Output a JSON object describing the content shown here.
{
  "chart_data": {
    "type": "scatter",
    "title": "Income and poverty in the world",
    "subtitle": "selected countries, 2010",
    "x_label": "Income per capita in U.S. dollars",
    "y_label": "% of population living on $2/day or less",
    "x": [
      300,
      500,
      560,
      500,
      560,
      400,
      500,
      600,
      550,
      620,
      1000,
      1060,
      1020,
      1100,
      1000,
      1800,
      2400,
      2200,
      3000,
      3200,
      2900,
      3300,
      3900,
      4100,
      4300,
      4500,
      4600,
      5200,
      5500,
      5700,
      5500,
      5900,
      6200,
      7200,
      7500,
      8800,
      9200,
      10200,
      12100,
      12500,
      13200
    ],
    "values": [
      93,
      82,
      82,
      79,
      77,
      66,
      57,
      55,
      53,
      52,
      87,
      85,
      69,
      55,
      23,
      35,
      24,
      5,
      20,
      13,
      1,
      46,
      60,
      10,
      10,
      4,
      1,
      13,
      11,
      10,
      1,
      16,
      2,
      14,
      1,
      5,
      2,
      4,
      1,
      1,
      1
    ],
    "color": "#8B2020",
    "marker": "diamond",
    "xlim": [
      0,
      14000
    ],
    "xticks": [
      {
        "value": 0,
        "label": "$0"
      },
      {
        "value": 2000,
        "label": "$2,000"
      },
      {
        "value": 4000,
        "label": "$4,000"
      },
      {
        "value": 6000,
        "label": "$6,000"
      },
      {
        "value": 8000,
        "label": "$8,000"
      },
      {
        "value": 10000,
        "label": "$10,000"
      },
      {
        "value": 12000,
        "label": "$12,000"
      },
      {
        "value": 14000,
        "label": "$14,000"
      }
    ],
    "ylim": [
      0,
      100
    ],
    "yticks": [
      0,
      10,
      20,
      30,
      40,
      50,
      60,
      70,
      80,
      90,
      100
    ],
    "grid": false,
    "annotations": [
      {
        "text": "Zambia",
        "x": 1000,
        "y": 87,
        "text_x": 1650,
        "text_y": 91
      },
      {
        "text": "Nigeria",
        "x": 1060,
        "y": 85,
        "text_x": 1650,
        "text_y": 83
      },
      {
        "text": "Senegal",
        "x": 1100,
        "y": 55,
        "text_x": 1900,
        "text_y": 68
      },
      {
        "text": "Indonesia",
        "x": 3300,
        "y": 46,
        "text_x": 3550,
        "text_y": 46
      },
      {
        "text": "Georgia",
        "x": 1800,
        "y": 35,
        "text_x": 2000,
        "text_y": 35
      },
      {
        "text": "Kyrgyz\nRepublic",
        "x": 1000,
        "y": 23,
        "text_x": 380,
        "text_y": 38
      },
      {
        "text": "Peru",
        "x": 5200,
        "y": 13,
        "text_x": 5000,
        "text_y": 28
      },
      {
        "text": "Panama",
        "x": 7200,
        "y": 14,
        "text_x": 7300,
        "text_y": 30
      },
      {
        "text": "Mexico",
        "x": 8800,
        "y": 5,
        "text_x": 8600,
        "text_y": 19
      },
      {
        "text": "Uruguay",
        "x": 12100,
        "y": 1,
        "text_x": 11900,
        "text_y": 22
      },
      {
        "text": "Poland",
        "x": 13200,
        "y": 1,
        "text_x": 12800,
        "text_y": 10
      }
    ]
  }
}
--------------------
__Direction__
Using the records given above, list every line that includes the word "Income".

__Finished exercise__
    "title": "Income and poverty in the world",
    "x_label": "Income per capita in U.S. dollars",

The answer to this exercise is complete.